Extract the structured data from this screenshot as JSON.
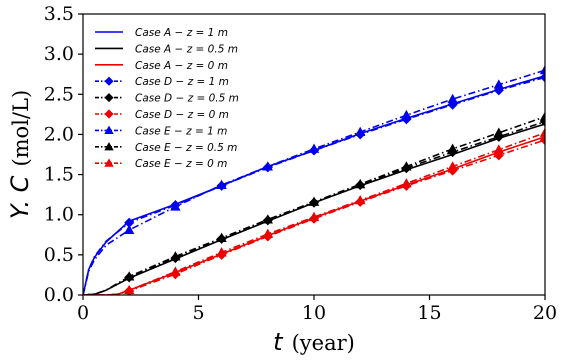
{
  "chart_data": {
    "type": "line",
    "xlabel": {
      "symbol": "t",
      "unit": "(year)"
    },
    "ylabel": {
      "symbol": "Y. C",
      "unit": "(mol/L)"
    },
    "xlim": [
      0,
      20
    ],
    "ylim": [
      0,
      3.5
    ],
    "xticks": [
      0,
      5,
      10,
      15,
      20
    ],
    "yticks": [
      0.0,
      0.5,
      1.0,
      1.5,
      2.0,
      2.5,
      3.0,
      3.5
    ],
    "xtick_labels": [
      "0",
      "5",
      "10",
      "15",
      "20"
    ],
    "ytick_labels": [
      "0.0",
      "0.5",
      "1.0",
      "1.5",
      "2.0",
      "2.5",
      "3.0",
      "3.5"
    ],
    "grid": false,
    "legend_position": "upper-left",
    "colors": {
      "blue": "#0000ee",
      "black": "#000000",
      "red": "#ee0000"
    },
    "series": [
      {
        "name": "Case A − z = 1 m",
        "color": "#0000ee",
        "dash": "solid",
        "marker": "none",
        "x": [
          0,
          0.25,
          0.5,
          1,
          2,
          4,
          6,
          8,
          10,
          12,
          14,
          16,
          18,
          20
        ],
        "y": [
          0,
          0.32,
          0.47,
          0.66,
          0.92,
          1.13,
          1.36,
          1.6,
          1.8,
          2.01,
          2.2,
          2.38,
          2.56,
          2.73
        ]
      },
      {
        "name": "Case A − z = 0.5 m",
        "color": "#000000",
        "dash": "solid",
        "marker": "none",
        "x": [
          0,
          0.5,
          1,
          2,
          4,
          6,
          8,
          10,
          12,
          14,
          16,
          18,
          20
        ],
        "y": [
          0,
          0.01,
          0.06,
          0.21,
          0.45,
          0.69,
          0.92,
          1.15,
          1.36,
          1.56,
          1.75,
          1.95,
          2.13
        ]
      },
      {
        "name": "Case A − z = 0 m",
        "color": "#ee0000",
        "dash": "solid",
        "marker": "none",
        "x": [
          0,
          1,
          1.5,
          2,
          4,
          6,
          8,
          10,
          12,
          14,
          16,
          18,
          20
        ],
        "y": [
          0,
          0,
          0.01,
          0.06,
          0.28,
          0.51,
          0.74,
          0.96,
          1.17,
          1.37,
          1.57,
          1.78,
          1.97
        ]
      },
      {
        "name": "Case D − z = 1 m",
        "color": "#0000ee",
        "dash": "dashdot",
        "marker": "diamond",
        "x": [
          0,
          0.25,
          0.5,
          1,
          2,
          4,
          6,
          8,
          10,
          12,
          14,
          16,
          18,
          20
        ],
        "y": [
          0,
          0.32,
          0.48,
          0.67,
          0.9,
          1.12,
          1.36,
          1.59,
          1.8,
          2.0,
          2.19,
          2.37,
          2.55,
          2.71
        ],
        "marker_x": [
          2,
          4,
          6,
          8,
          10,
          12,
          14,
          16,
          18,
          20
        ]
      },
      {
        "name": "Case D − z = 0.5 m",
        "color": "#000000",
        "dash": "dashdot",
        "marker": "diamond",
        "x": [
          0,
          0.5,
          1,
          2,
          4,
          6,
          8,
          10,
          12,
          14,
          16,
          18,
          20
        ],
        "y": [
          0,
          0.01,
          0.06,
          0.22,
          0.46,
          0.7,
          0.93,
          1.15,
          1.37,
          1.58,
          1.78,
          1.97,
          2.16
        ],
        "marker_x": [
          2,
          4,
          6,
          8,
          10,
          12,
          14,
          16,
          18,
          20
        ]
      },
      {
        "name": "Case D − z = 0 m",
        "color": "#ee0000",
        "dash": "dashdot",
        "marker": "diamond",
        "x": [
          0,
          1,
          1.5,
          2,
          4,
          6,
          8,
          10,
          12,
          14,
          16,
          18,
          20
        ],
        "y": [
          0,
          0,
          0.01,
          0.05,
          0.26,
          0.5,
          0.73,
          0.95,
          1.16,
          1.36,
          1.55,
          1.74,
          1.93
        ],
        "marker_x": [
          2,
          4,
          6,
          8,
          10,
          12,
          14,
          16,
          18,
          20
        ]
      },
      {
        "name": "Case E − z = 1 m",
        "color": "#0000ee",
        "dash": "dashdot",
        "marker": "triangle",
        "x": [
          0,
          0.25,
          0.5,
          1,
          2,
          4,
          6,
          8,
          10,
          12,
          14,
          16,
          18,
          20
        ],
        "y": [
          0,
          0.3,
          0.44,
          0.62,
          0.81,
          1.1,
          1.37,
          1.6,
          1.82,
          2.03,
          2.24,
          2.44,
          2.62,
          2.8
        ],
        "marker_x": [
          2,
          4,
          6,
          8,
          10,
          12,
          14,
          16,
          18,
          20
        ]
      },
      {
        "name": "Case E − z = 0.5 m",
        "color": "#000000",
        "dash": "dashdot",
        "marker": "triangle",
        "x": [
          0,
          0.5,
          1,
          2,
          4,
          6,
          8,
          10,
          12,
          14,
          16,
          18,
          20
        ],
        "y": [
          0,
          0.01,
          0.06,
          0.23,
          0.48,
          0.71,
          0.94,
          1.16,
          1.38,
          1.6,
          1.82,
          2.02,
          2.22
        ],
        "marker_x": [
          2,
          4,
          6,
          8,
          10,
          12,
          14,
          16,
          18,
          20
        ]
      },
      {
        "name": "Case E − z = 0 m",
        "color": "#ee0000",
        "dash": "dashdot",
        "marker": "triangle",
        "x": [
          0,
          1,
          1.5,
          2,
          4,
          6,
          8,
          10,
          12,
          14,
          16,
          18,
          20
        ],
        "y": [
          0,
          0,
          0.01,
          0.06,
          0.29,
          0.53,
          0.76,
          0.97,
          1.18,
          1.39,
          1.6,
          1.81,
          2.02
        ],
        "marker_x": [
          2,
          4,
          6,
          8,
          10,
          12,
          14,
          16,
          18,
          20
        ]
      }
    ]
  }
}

----

> _Exercise aim_
Repeat the records word for word. Any picture in them should be left out.

> _Task answer_
Extract the structured data from this screenshot as JSON.
{
  "chart_data": {
    "type": "line",
    "xlabel": {
      "symbol": "t",
      "unit": "(year)"
    },
    "ylabel": {
      "symbol": "Y. C",
      "unit": "(mol/L)"
    },
    "xlim": [
      0,
      20
    ],
    "ylim": [
      0,
      3.5
    ],
    "xticks": [
      0,
      5,
      10,
      15,
      20
    ],
    "yticks": [
      0.0,
      0.5,
      1.0,
      1.5,
      2.0,
      2.5,
      3.0,
      3.5
    ],
    "xtick_labels": [
      "0",
      "5",
      "10",
      "15",
      "20"
    ],
    "ytick_labels": [
      "0.0",
      "0.5",
      "1.0",
      "1.5",
      "2.0",
      "2.5",
      "3.0",
      "3.5"
    ],
    "grid": false,
    "legend_position": "upper-left",
    "colors": {
      "blue": "#0000ee",
      "black": "#000000",
      "red": "#ee0000"
    },
    "series": [
      {
        "name": "Case A − z = 1 m",
        "color": "#0000ee",
        "dash": "solid",
        "marker": "none",
        "x": [
          0,
          0.25,
          0.5,
          1,
          2,
          4,
          6,
          8,
          10,
          12,
          14,
          16,
          18,
          20
        ],
        "y": [
          0,
          0.32,
          0.47,
          0.66,
          0.92,
          1.13,
          1.36,
          1.6,
          1.8,
          2.01,
          2.2,
          2.38,
          2.56,
          2.73
        ]
      },
      {
        "name": "Case A − z = 0.5 m",
        "color": "#000000",
        "dash": "solid",
        "marker": "none",
        "x": [
          0,
          0.5,
          1,
          2,
          4,
          6,
          8,
          10,
          12,
          14,
          16,
          18,
          20
        ],
        "y": [
          0,
          0.01,
          0.06,
          0.21,
          0.45,
          0.69,
          0.92,
          1.15,
          1.36,
          1.56,
          1.75,
          1.95,
          2.13
        ]
      },
      {
        "name": "Case A − z = 0 m",
        "color": "#ee0000",
        "dash": "solid",
        "marker": "none",
        "x": [
          0,
          1,
          1.5,
          2,
          4,
          6,
          8,
          10,
          12,
          14,
          16,
          18,
          20
        ],
        "y": [
          0,
          0,
          0.01,
          0.06,
          0.28,
          0.51,
          0.74,
          0.96,
          1.17,
          1.37,
          1.57,
          1.78,
          1.97
        ]
      },
      {
        "name": "Case D − z = 1 m",
        "color": "#0000ee",
        "dash": "dashdot",
        "marker": "diamond",
        "x": [
          0,
          0.25,
          0.5,
          1,
          2,
          4,
          6,
          8,
          10,
          12,
          14,
          16,
          18,
          20
        ],
        "y": [
          0,
          0.32,
          0.48,
          0.67,
          0.9,
          1.12,
          1.36,
          1.59,
          1.8,
          2.0,
          2.19,
          2.37,
          2.55,
          2.71
        ],
        "marker_x": [
          2,
          4,
          6,
          8,
          10,
          12,
          14,
          16,
          18,
          20
        ]
      },
      {
        "name": "Case D − z = 0.5 m",
        "color": "#000000",
        "dash": "dashdot",
        "marker": "diamond",
        "x": [
          0,
          0.5,
          1,
          2,
          4,
          6,
          8,
          10,
          12,
          14,
          16,
          18,
          20
        ],
        "y": [
          0,
          0.01,
          0.06,
          0.22,
          0.46,
          0.7,
          0.93,
          1.15,
          1.37,
          1.58,
          1.78,
          1.97,
          2.16
        ],
        "marker_x": [
          2,
          4,
          6,
          8,
          10,
          12,
          14,
          16,
          18,
          20
        ]
      },
      {
        "name": "Case D − z = 0 m",
        "color": "#ee0000",
        "dash": "dashdot",
        "marker": "diamond",
        "x": [
          0,
          1,
          1.5,
          2,
          4,
          6,
          8,
          10,
          12,
          14,
          16,
          18,
          20
        ],
        "y": [
          0,
          0,
          0.01,
          0.05,
          0.26,
          0.5,
          0.73,
          0.95,
          1.16,
          1.36,
          1.55,
          1.74,
          1.93
        ],
        "marker_x": [
          2,
          4,
          6,
          8,
          10,
          12,
          14,
          16,
          18,
          20
        ]
      },
      {
        "name": "Case E − z = 1 m",
        "color": "#0000ee",
        "dash": "dashdot",
        "marker": "triangle",
        "x": [
          0,
          0.25,
          0.5,
          1,
          2,
          4,
          6,
          8,
          10,
          12,
          14,
          16,
          18,
          20
        ],
        "y": [
          0,
          0.3,
          0.44,
          0.62,
          0.81,
          1.1,
          1.37,
          1.6,
          1.82,
          2.03,
          2.24,
          2.44,
          2.62,
          2.8
        ],
        "marker_x": [
          2,
          4,
          6,
          8,
          10,
          12,
          14,
          16,
          18,
          20
        ]
      },
      {
        "name": "Case E − z = 0.5 m",
        "color": "#000000",
        "dash": "dashdot",
        "marker": "triangle",
        "x": [
          0,
          0.5,
          1,
          2,
          4,
          6,
          8,
          10,
          12,
          14,
          16,
          18,
          20
        ],
        "y": [
          0,
          0.01,
          0.06,
          0.23,
          0.48,
          0.71,
          0.94,
          1.16,
          1.38,
          1.6,
          1.82,
          2.02,
          2.22
        ],
        "marker_x": [
          2,
          4,
          6,
          8,
          10,
          12,
          14,
          16,
          18,
          20
        ]
      },
      {
        "name": "Case E − z = 0 m",
        "color": "#ee0000",
        "dash": "dashdot",
        "marker": "triangle",
        "x": [
          0,
          1,
          1.5,
          2,
          4,
          6,
          8,
          10,
          12,
          14,
          16,
          18,
          20
        ],
        "y": [
          0,
          0,
          0.01,
          0.06,
          0.29,
          0.53,
          0.76,
          0.97,
          1.18,
          1.39,
          1.6,
          1.81,
          2.02
        ],
        "marker_x": [
          2,
          4,
          6,
          8,
          10,
          12,
          14,
          16,
          18,
          20
        ]
      }
    ]
  }
}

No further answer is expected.